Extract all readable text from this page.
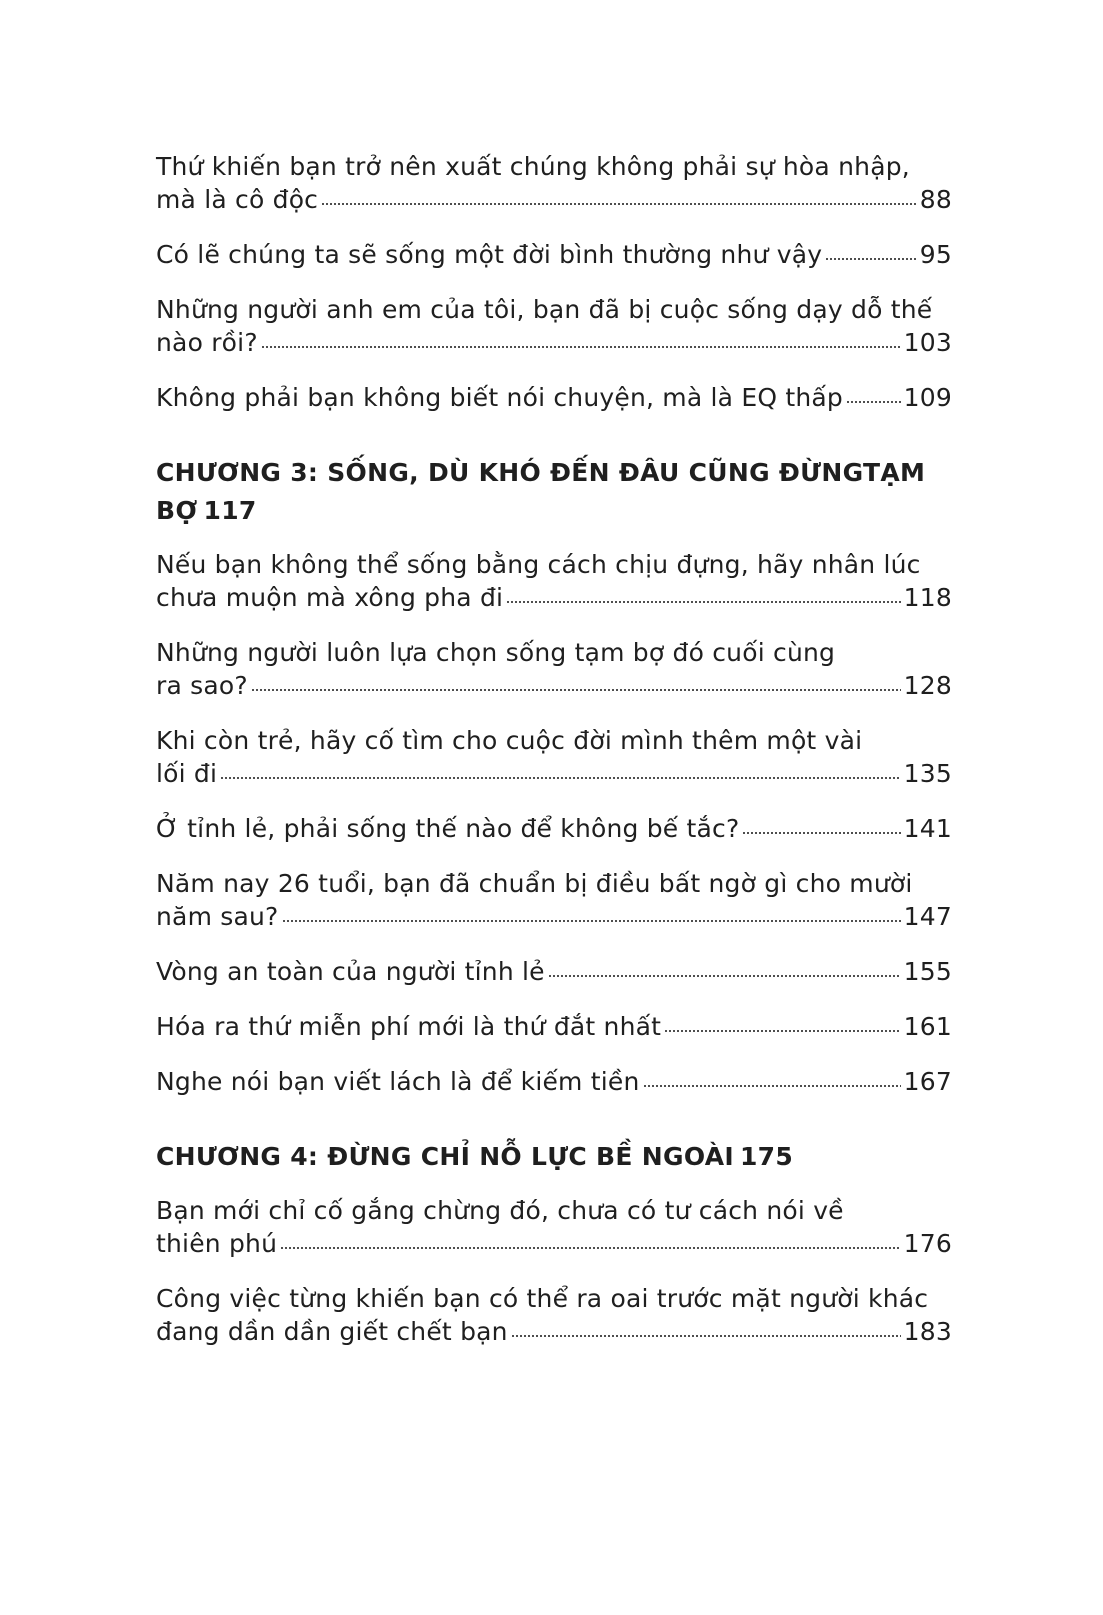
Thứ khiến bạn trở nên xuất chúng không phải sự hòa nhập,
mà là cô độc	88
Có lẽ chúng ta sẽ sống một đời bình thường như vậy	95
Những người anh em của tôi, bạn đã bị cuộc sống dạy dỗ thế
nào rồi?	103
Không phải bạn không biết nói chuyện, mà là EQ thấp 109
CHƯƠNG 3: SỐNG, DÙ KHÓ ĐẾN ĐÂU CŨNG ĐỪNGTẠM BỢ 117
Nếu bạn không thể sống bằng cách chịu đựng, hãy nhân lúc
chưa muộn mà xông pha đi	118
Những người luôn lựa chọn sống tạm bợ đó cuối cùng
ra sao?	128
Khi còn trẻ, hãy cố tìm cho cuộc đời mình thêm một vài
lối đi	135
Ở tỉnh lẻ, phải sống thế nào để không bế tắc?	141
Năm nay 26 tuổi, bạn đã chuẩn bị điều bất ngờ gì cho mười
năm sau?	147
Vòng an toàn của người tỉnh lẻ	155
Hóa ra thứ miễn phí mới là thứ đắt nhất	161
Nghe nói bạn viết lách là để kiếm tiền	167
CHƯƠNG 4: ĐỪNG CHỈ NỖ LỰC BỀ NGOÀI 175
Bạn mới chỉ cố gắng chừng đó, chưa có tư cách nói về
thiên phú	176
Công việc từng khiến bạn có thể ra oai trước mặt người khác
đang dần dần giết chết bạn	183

......

Pull out every line containing "cuộc".

**EXERCISE OUTPUT**
Những người anh em của tôi, bạn đã bị cuộc sống dạy dỗ thế
Khi còn trẻ, hãy cố tìm cho cuộc đời mình thêm một vài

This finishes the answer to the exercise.